▶ **Request**:
Gather, from the listing beneath this task, every line holding the string "title".
---- Supplied entries
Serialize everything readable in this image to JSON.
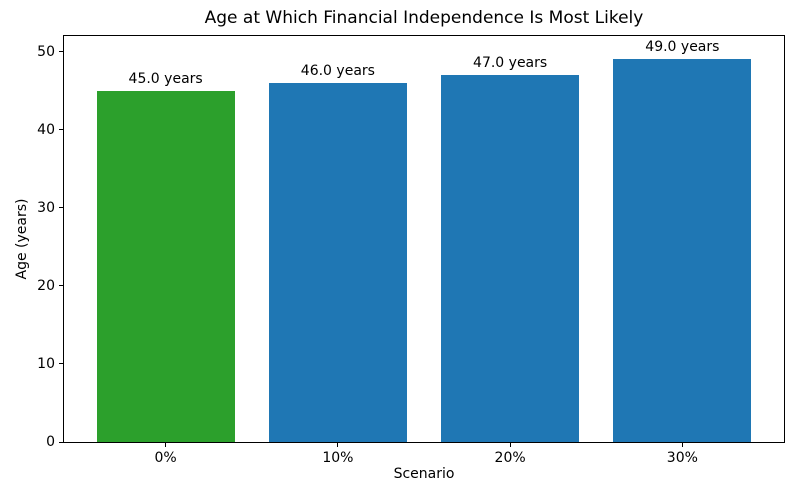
{
  "chart_data": {
    "type": "bar",
    "title": "Age at Which Financial Independence Is Most Likely",
    "xlabel": "Scenario",
    "ylabel": "Age (years)",
    "categories": [
      "0%",
      "10%",
      "20%",
      "30%"
    ],
    "values": [
      45.0,
      46.0,
      47.0,
      49.0
    ],
    "bar_labels": [
      "45.0 years",
      "46.0 years",
      "47.0 years",
      "49.0 years"
    ],
    "bar_colors": [
      "#2ca02c",
      "#1f77b4",
      "#1f77b4",
      "#1f77b4"
    ],
    "yticks": [
      0,
      10,
      20,
      30,
      40,
      50
    ],
    "ylim": [
      0,
      52
    ],
    "bar_width_fraction": 0.8,
    "grid": false,
    "legend_position": "none",
    "background_color": "#ffffff",
    "text_color": "#000000"
  }
}
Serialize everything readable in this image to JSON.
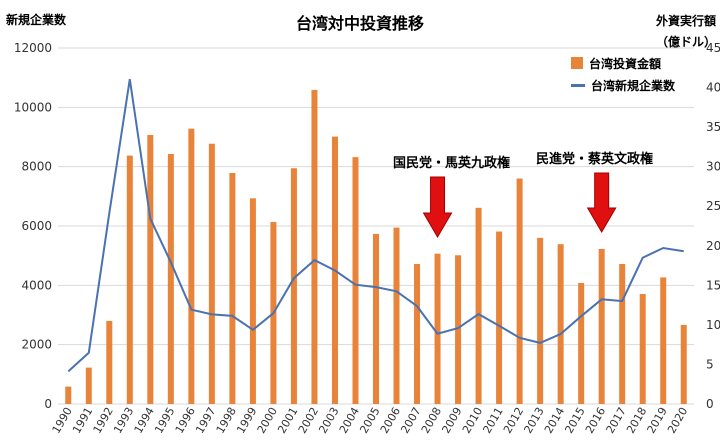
{
  "chart_data": {
    "type": "bar+line",
    "title": "台湾対中投資推移",
    "y_left_label": "新規企業数",
    "y_right_label_line1": "外資実行額",
    "y_right_label_line2": "（億ドル）",
    "y_left_range": [
      0,
      12000
    ],
    "y_left_ticks": [
      "0",
      "2000",
      "4000",
      "6000",
      "8000",
      "10000",
      "12000"
    ],
    "y_right_range": [
      0,
      45
    ],
    "y_right_ticks": [
      "0",
      "5",
      "10",
      "15",
      "20",
      "25",
      "30",
      "35",
      "40",
      "45"
    ],
    "categories": [
      "1990",
      "1991",
      "1992",
      "1993",
      "1994",
      "1995",
      "1996",
      "1997",
      "1998",
      "1999",
      "2000",
      "2001",
      "2002",
      "2003",
      "2004",
      "2005",
      "2006",
      "2007",
      "2008",
      "2009",
      "2010",
      "2011",
      "2012",
      "2013",
      "2014",
      "2015",
      "2016",
      "2017",
      "2018",
      "2019",
      "2020"
    ],
    "series": [
      {
        "name": "台湾投資金額",
        "type": "bar",
        "axis": "right",
        "color": "#E8833A",
        "values": [
          2.2,
          4.6,
          10.5,
          31.4,
          34.0,
          31.6,
          34.8,
          32.9,
          29.2,
          26.0,
          23.0,
          29.8,
          39.7,
          33.8,
          31.2,
          21.5,
          22.3,
          17.7,
          19.0,
          18.8,
          24.8,
          21.8,
          28.5,
          21.0,
          20.2,
          15.3,
          19.6,
          17.7,
          13.9,
          16.0,
          10.0
        ]
      },
      {
        "name": "台湾新規企業数",
        "type": "line",
        "axis": "left",
        "color": "#4A72B0",
        "values": [
          1100,
          1730,
          6430,
          10950,
          6250,
          4780,
          3180,
          3020,
          2970,
          2500,
          3060,
          4240,
          4850,
          4500,
          4020,
          3940,
          3800,
          3300,
          2370,
          2560,
          3030,
          2640,
          2230,
          2060,
          2360,
          2960,
          3530,
          3470,
          4930,
          5260,
          5150
        ]
      }
    ],
    "annotations": [
      {
        "text": "国民党・馬英九政権",
        "category": "2008"
      },
      {
        "text": "民進党・蔡英文政権",
        "category": "2016"
      }
    ],
    "arrow_color": "#E01010",
    "grid": true,
    "legend": "top-right"
  }
}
--------
▶ **Exercise response**:
    "title": "Age at Which Financial Independence Is Most Likely",
    "title": "台湾対中投資推移",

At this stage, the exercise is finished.